• [Short exercise]:
Gather, from the data below, each line in which the word "What" occurs.

[Stored data]
>> begin

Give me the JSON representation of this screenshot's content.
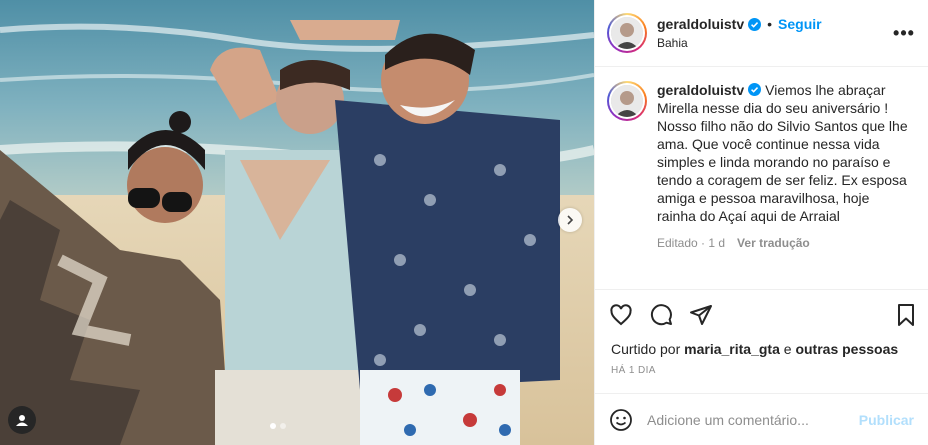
{
  "post": {
    "username": "geraldoluistv",
    "follow_label": "Seguir",
    "separator": "•",
    "location": "Bahia",
    "more_label": "•••",
    "caption": "Viemos lhe abraçar Mirella nesse dia do seu aniversário ! Nosso filho não do Silvio Santos que lhe ama. Que você continue nessa vida simples e linda morando no paraíso e tendo a coragem de ser feliz. Ex esposa amiga e pessoa maravilhosa, hoje rainha do Açaí aqui de Arraial",
    "edited_label": "Editado · 1 d",
    "translate_label": "Ver tradução",
    "liked_prefix": "Curtido por",
    "liked_user": "maria_rita_gta",
    "liked_conj": "e",
    "liked_others": "outras pessoas",
    "time_ago": "HÁ 1 DIA",
    "comment_placeholder": "Adicione um comentário...",
    "publish_label": "Publicar"
  },
  "carousel": {
    "dots": 2,
    "active_index": 0
  },
  "icons": {
    "verified": "verified-badge-icon",
    "like": "heart-icon",
    "comment": "comment-icon",
    "share": "paper-plane-icon",
    "save": "bookmark-icon",
    "emoji": "emoji-icon",
    "tag": "user-tag-icon",
    "next": "chevron-right-icon"
  },
  "colors": {
    "accent": "#0095f6",
    "publish_disabled": "#b2dffc",
    "muted": "#8e8e8e"
  }
}
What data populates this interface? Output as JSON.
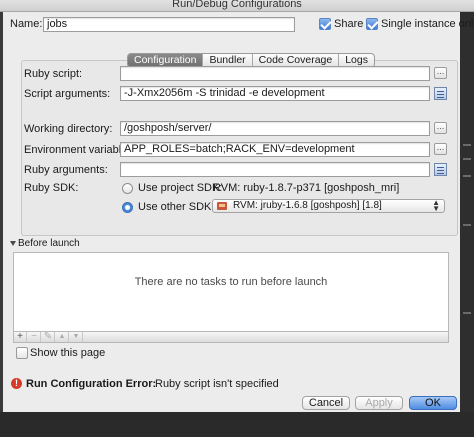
{
  "window": {
    "title": "Run/Debug Configurations"
  },
  "header": {
    "name_label": "Name:",
    "name_value": "jobs",
    "share_label": "Share",
    "single_instance_label": "Single instance only"
  },
  "tabs": [
    {
      "label": "Configuration",
      "active": true
    },
    {
      "label": "Bundler",
      "active": false
    },
    {
      "label": "Code Coverage",
      "active": false
    },
    {
      "label": "Logs",
      "active": false
    }
  ],
  "form": {
    "ruby_script_label": "Ruby script:",
    "ruby_script_value": "",
    "script_arguments_label": "Script arguments:",
    "script_arguments_value": "-J-Xmx2056m -S trinidad -e development",
    "working_directory_label": "Working directory:",
    "working_directory_value": "/goshposh/server/",
    "env_vars_label": "Environment variables:",
    "env_vars_value": "APP_ROLES=batch;RACK_ENV=development",
    "ruby_arguments_label": "Ruby arguments:",
    "ruby_arguments_value": "",
    "ruby_sdk_label": "Ruby SDK:",
    "use_project_sdk_label": "Use project SDK:",
    "project_sdk_value": "RVM: ruby-1.8.7-p371 [goshposh_mri]",
    "use_other_sdk_label": "Use other SDK:",
    "other_sdk_value": "RVM: jruby-1.6.8 [goshposh] [1.8]",
    "selected_sdk_option": "other"
  },
  "before_launch": {
    "title": "Before launch",
    "empty_text": "There are no tasks to run before launch",
    "toolbar": [
      "+",
      "−",
      "✎",
      "▲",
      "▼"
    ]
  },
  "show_page": {
    "label": "Show this page"
  },
  "error": {
    "bold_text": "Run Configuration Error:",
    "message": "Ruby script isn't specified"
  },
  "buttons": {
    "cancel": "Cancel",
    "apply": "Apply",
    "ok": "OK"
  },
  "icons": {
    "dots": "ellipsis-icon",
    "expand": "expand-table-icon",
    "rvm": "rvm-icon",
    "error": "error-icon"
  }
}
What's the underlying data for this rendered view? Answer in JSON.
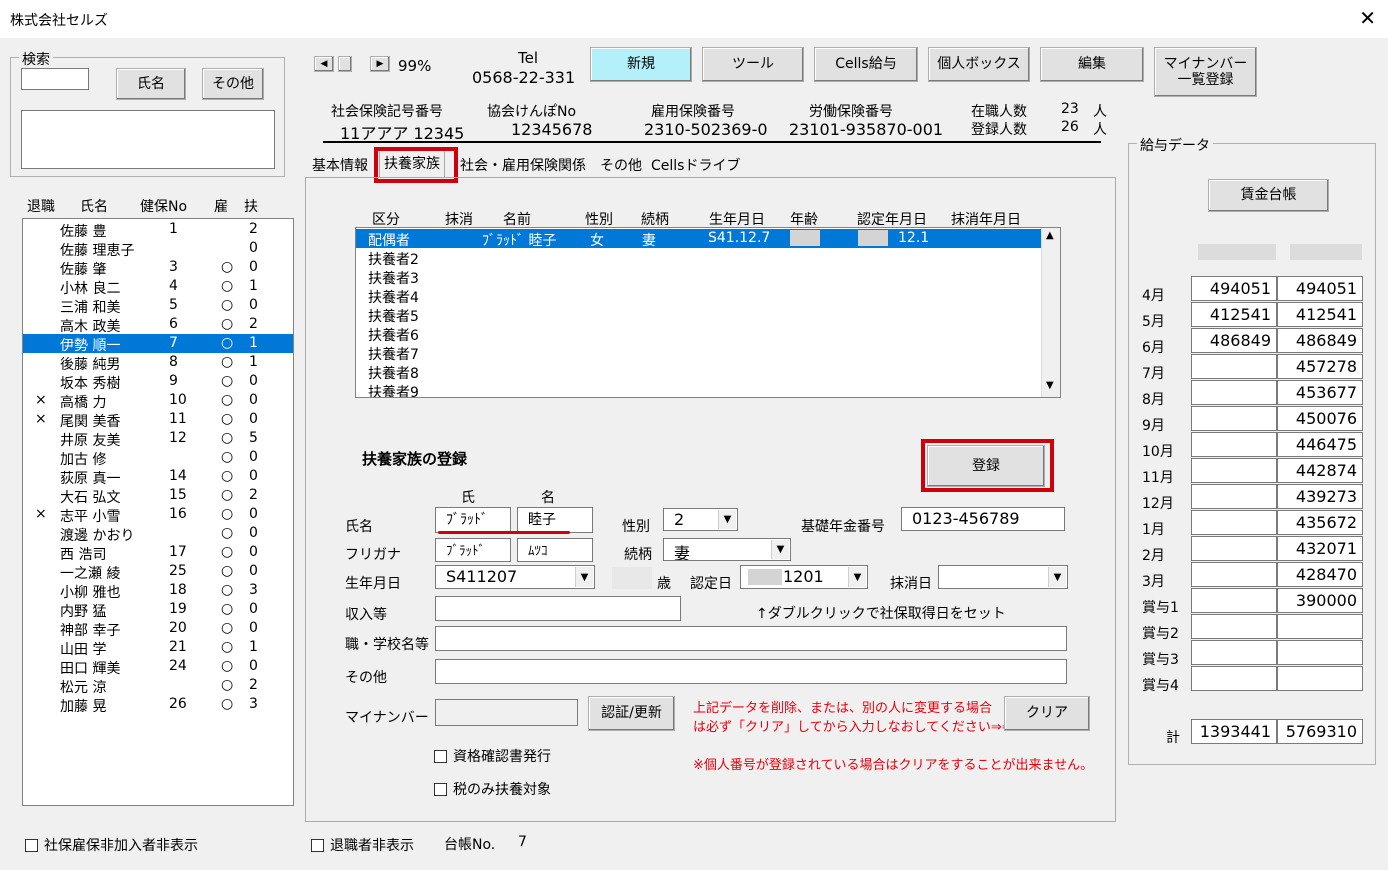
{
  "window": {
    "title": "株式会社セルズ"
  },
  "search": {
    "title": "検索",
    "name_btn": "氏名",
    "other_btn": "その他",
    "input_value": ""
  },
  "employee_list": {
    "headers": {
      "retired": "退職",
      "name": "氏名",
      "kenpo_no": "健保No",
      "employment": "雇",
      "dependents": "扶"
    },
    "rows": [
      {
        "retired": "",
        "name": "佐藤 豊",
        "kenpo_no": "1",
        "employment": "",
        "dependents": "2"
      },
      {
        "retired": "",
        "name": "佐藤 理恵子",
        "kenpo_no": "",
        "employment": "",
        "dependents": "0"
      },
      {
        "retired": "",
        "name": "佐藤 肇",
        "kenpo_no": "3",
        "employment": "○",
        "dependents": "0"
      },
      {
        "retired": "",
        "name": "小林 良二",
        "kenpo_no": "4",
        "employment": "○",
        "dependents": "1"
      },
      {
        "retired": "",
        "name": "三浦 和美",
        "kenpo_no": "5",
        "employment": "○",
        "dependents": "0"
      },
      {
        "retired": "",
        "name": "高木 政美",
        "kenpo_no": "6",
        "employment": "○",
        "dependents": "2"
      },
      {
        "retired": "",
        "name": "伊勢 順一",
        "kenpo_no": "7",
        "employment": "○",
        "dependents": "1"
      },
      {
        "retired": "",
        "name": "後藤 純男",
        "kenpo_no": "8",
        "employment": "○",
        "dependents": "1"
      },
      {
        "retired": "",
        "name": "坂本 秀樹",
        "kenpo_no": "9",
        "employment": "○",
        "dependents": "0"
      },
      {
        "retired": "×",
        "name": "高橋 力",
        "kenpo_no": "10",
        "employment": "○",
        "dependents": "0"
      },
      {
        "retired": "×",
        "name": "尾関 美香",
        "kenpo_no": "11",
        "employment": "○",
        "dependents": "0"
      },
      {
        "retired": "",
        "name": "井原 友美",
        "kenpo_no": "12",
        "employment": "○",
        "dependents": "5"
      },
      {
        "retired": "",
        "name": "加古 修",
        "kenpo_no": "",
        "employment": "○",
        "dependents": "0"
      },
      {
        "retired": "",
        "name": "荻原 真一",
        "kenpo_no": "14",
        "employment": "○",
        "dependents": "0"
      },
      {
        "retired": "",
        "name": "大石 弘文",
        "kenpo_no": "15",
        "employment": "○",
        "dependents": "2"
      },
      {
        "retired": "×",
        "name": "志平 小雪",
        "kenpo_no": "16",
        "employment": "○",
        "dependents": "0"
      },
      {
        "retired": "",
        "name": "渡邊 かおり",
        "kenpo_no": "",
        "employment": "○",
        "dependents": "0"
      },
      {
        "retired": "",
        "name": "西 浩司",
        "kenpo_no": "17",
        "employment": "○",
        "dependents": "0"
      },
      {
        "retired": "",
        "name": "一之瀬 綾",
        "kenpo_no": "25",
        "employment": "○",
        "dependents": "0"
      },
      {
        "retired": "",
        "name": "小柳 雅也",
        "kenpo_no": "18",
        "employment": "○",
        "dependents": "3"
      },
      {
        "retired": "",
        "name": "内野 猛",
        "kenpo_no": "19",
        "employment": "○",
        "dependents": "0"
      },
      {
        "retired": "",
        "name": "神部 幸子",
        "kenpo_no": "20",
        "employment": "○",
        "dependents": "0"
      },
      {
        "retired": "",
        "name": "山田 学",
        "kenpo_no": "21",
        "employment": "○",
        "dependents": "1"
      },
      {
        "retired": "",
        "name": "田口 輝美",
        "kenpo_no": "24",
        "employment": "○",
        "dependents": "0"
      },
      {
        "retired": "",
        "name": "松元 涼",
        "kenpo_no": "",
        "employment": "○",
        "dependents": "2"
      },
      {
        "retired": "",
        "name": "加藤 晃",
        "kenpo_no": "26",
        "employment": "○",
        "dependents": "3"
      }
    ],
    "selected_index": 6
  },
  "bottom": {
    "hide_uninsured": "社保雇保非加入者非表示",
    "hide_retired": "退職者非表示",
    "ledger_label": "台帳No.",
    "ledger_value": "7"
  },
  "toolbar": {
    "zoom": "99%",
    "tel_label": "Tel",
    "tel_value": "0568-22-331",
    "new_btn": "新規",
    "tool_btn": "ツール",
    "cells_kyuyo_btn": "Cells給与",
    "personal_box_btn": "個人ボックス",
    "edit_btn": "編集",
    "mynumber_btn_line1": "マイナンバー",
    "mynumber_btn_line2": "一覧登録"
  },
  "info": {
    "shaho_label": "社会保険記号番号",
    "shaho_value": "11アアア 12345",
    "kyokai_label": "協会けんぽNo",
    "kyokai_value": "12345678",
    "koyo_label": "雇用保険番号",
    "koyo_value": "2310-502369-0",
    "rodo_label": "労働保険番号",
    "rodo_value": "23101-935870-001",
    "zaishoku_label": "在職人数",
    "zaishoku_value": "23",
    "toroku_label": "登録人数",
    "toroku_value": "26",
    "unit": "人"
  },
  "tabs": [
    "基本情報",
    "扶養家族",
    "社会・雇用保険関係",
    "その他",
    "Cellsドライブ"
  ],
  "dependents_list": {
    "headers": [
      "区分",
      "抹消",
      "名前",
      "性別",
      "続柄",
      "生年月日",
      "年齢",
      "認定年月日",
      "抹消年月日"
    ],
    "rows": [
      {
        "kubun": "配偶者",
        "masho": "",
        "name": "ﾌﾞﾗｯﾄﾞ 睦子",
        "sex": "女",
        "relation": "妻",
        "birth": "S41.12.7",
        "age": "",
        "nintei": "12.1",
        "massho_date": ""
      },
      {
        "kubun": "扶養者2"
      },
      {
        "kubun": "扶養者3"
      },
      {
        "kubun": "扶養者4"
      },
      {
        "kubun": "扶養者5"
      },
      {
        "kubun": "扶養者6"
      },
      {
        "kubun": "扶養者7"
      },
      {
        "kubun": "扶養者8"
      },
      {
        "kubun": "扶養者9"
      }
    ]
  },
  "form": {
    "section_title": "扶養家族の登録",
    "register_btn": "登録",
    "sei_label": "氏",
    "mei_label": "名",
    "name_label": "氏名",
    "name_sei": "ﾌﾞﾗｯﾄﾞ",
    "name_mei": "睦子",
    "furigana_label": "フリガナ",
    "furigana_sei": "ﾌﾞﾗｯﾄﾞ",
    "furigana_mei": "ﾑﾂｺ",
    "sex_label": "性別",
    "sex_value": "2",
    "relation_label": "続柄",
    "relation_value": "妻",
    "pension_label": "基礎年金番号",
    "pension_value": "0123-456789",
    "birth_label": "生年月日",
    "birth_value": "S411207",
    "age_unit": "歳",
    "nintei_label": "認定日",
    "nintei_value": "1201",
    "massho_label": "抹消日",
    "massho_value": "",
    "income_label": "収入等",
    "income_value": "",
    "dblclick_hint": "↑ダブルクリックで社保取得日をセット",
    "school_label": "職・学校名等",
    "school_value": "",
    "other_label": "その他",
    "other_value": "",
    "mynumber_label": "マイナンバー",
    "mynumber_value": "",
    "auth_btn": "認証/更新",
    "warning_line1": "上記データを削除、または、別の人に変更する場合",
    "warning_line2": "は必ず「クリア」してから入力しなおしてください⇒⇒",
    "clear_btn": "クリア",
    "cert_check": "資格確認書発行",
    "tax_check": "税のみ扶養対象",
    "note": "※個人番号が登録されている場合はクリアをすることが出来ません。"
  },
  "salary": {
    "title": "給与データ",
    "ledger_btn": "賃金台帳",
    "rows": [
      {
        "label": "4月",
        "a": "494051",
        "b": "494051"
      },
      {
        "label": "5月",
        "a": "412541",
        "b": "412541"
      },
      {
        "label": "6月",
        "a": "486849",
        "b": "486849"
      },
      {
        "label": "7月",
        "a": "",
        "b": "457278"
      },
      {
        "label": "8月",
        "a": "",
        "b": "453677"
      },
      {
        "label": "9月",
        "a": "",
        "b": "450076"
      },
      {
        "label": "10月",
        "a": "",
        "b": "446475"
      },
      {
        "label": "11月",
        "a": "",
        "b": "442874"
      },
      {
        "label": "12月",
        "a": "",
        "b": "439273"
      },
      {
        "label": "1月",
        "a": "",
        "b": "435672"
      },
      {
        "label": "2月",
        "a": "",
        "b": "432071"
      },
      {
        "label": "3月",
        "a": "",
        "b": "428470"
      },
      {
        "label": "賞与1",
        "a": "",
        "b": "390000"
      },
      {
        "label": "賞与2",
        "a": "",
        "b": ""
      },
      {
        "label": "賞与3",
        "a": "",
        "b": ""
      },
      {
        "label": "賞与4",
        "a": "",
        "b": ""
      }
    ],
    "total_label": "計",
    "total_a": "1393441",
    "total_b": "5769310"
  }
}
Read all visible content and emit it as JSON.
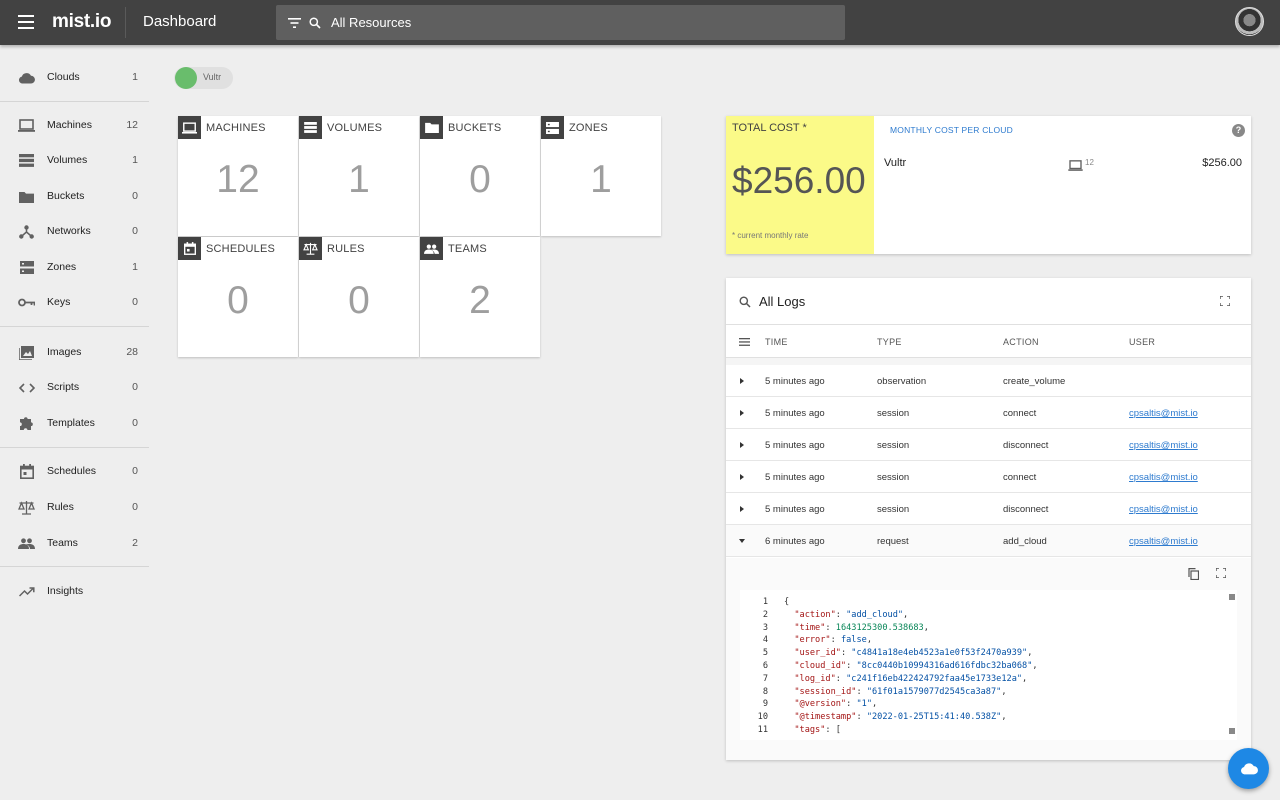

>> end

• [Answer to the task]:
What data populates this interface? Output as JSON.
What's the underlying data for this rendered view? Answer in JSON.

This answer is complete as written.